**Exercise**
Transcribe the material word for word, but without the images.

**Source records**
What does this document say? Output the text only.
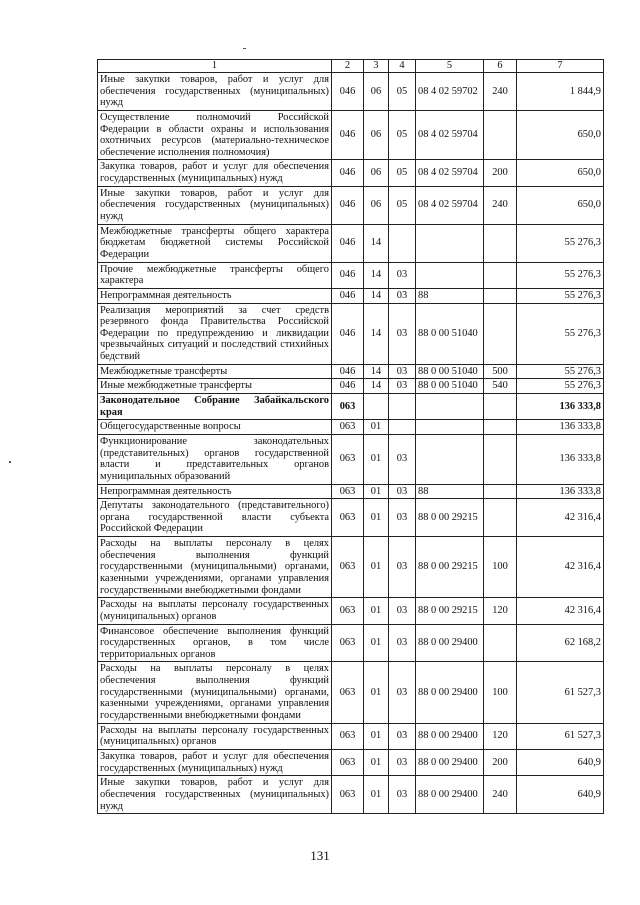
1	2	3	4	5	6	7
Иные закупки товаров, работ и услуг для обеспечения государственных (муниципальных) нужд	046	06	05	08 4 02 59702	240	1 844,9
Осуществление полномочий Российской Федерации в области охраны и использования охотничьих ресурсов (материально-техническое обеспечение исполнения полномочия)	046	06	05	08 4 02 59704		650,0
Закупка товаров, работ и услуг для обеспечения государственных (муниципальных) нужд	046	06	05	08 4 02 59704	200	650,0
Иные закупки товаров, работ и услуг для обеспечения государственных (муниципальных) нужд	046	06	05	08 4 02 59704	240	650,0
Межбюджетные трансферты общего характера бюджетам бюджетной системы Российской Федерации	046	14				55 276,3
Прочие межбюджетные трансферты общего характера	046	14	03			55 276,3
Непрограммная деятельность	046	14	03	88		55 276,3
Реализация мероприятий за счет средств резервного фонда Правительства Российской Федерации по предупреждению и ликвидации чрезвычайных ситуаций и последствий стихийных бедствий	046	14	03	88 0 00 51040		55 276,3
Межбюджетные трансферты	046	14	03	88 0 00 51040	500	55 276,3
Иные межбюджетные трансферты	046	14	03	88 0 00 51040	540	55 276,3
Законодательное Собрание Забайкальского края	063					136 333,8
Общегосударственные вопросы	063	01				136 333,8
Функционирование законодательных (представительных) органов государственной власти и представительных органов муниципальных образований	063	01	03			136 333,8
Непрограммная деятельность	063	01	03	88		136 333,8
Депутаты законодательного (представительного) органа государственной власти субъекта Российской Федерации	063	01	03	88 0 00 29215		42 316,4
Расходы на выплаты персоналу в целях обеспечения выполнения функций государственными (муниципальными) органами, казенными учреждениями, органами управления государственными внебюджетными фондами	063	01	03	88 0 00 29215	100	42 316,4
Расходы на выплаты персоналу государственных (муниципальных) органов	063	01	03	88 0 00 29215	120	42 316,4
Финансовое обеспечение выполнения функций государственных органов, в том числе территориальных органов	063	01	03	88 0 00 29400		62 168,2
Расходы на выплаты персоналу в целях обеспечения выполнения функций государственными (муниципальными) органами, казенными учреждениями, органами управления государственными внебюджетными фондами	063	01	03	88 0 00 29400	100	61 527,3
Расходы на выплаты персоналу государственных (муниципальных) органов	063	01	03	88 0 00 29400	120	61 527,3
Закупка товаров, работ и услуг для обеспечения государственных (муниципальных) нужд	063	01	03	88 0 00 29400	200	640,9
Иные закупки товаров, работ и услуг для обеспечения государственных (муниципальных) нужд	063	01	03	88 0 00 29400	240	640,9
131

**Solved problem**
What does this document say? Output the text only.
1	2	3	4	5	6	7
Иные закупки товаров, работ и услуг для обеспечения государственных (муниципальных) нужд	046	06	05	08 4 02 59702	240	1 844,9
Осуществление полномочий Российской Федерации в области охраны и использования охотничьих ресурсов (материально-техническое обеспечение исполнения полномочия)	046	06	05	08 4 02 59704		650,0
Закупка товаров, работ и услуг для обеспечения государственных (муниципальных) нужд	046	06	05	08 4 02 59704	200	650,0
Иные закупки товаров, работ и услуг для обеспечения государственных (муниципальных) нужд	046	06	05	08 4 02 59704	240	650,0
Межбюджетные трансферты общего характера бюджетам бюджетной системы Российской Федерации	046	14				55 276,3
Прочие межбюджетные трансферты общего характера	046	14	03			55 276,3
Непрограммная деятельность	046	14	03	88		55 276,3
Реализация мероприятий за счет средств резервного фонда Правительства Российской Федерации по предупреждению и ликвидации чрезвычайных ситуаций и последствий стихийных бедствий	046	14	03	88 0 00 51040		55 276,3
Межбюджетные трансферты	046	14	03	88 0 00 51040	500	55 276,3
Иные межбюджетные трансферты	046	14	03	88 0 00 51040	540	55 276,3
Законодательное Собрание Забайкальского края	063					136 333,8
Общегосударственные вопросы	063	01				136 333,8
Функционирование законодательных (представительных) органов государственной власти и представительных органов муниципальных образований	063	01	03			136 333,8
Непрограммная деятельность	063	01	03	88		136 333,8
Депутаты законодательного (представительного) органа государственной власти субъекта Российской Федерации	063	01	03	88 0 00 29215		42 316,4
Расходы на выплаты персоналу в целях обеспечения выполнения функций государственными (муниципальными) органами, казенными учреждениями, органами управления государственными внебюджетными фондами	063	01	03	88 0 00 29215	100	42 316,4
Расходы на выплаты персоналу государственных (муниципальных) органов	063	01	03	88 0 00 29215	120	42 316,4
Финансовое обеспечение выполнения функций государственных органов, в том числе территориальных органов	063	01	03	88 0 00 29400		62 168,2
Расходы на выплаты персоналу в целях обеспечения выполнения функций государственными (муниципальными) органами, казенными учреждениями, органами управления государственными внебюджетными фондами	063	01	03	88 0 00 29400	100	61 527,3
Расходы на выплаты персоналу государственных (муниципальных) органов	063	01	03	88 0 00 29400	120	61 527,3
Закупка товаров, работ и услуг для обеспечения государственных (муниципальных) нужд	063	01	03	88 0 00 29400	200	640,9
Иные закупки товаров, работ и услуг для обеспечения государственных (муниципальных) нужд	063	01	03	88 0 00 29400	240	640,9
131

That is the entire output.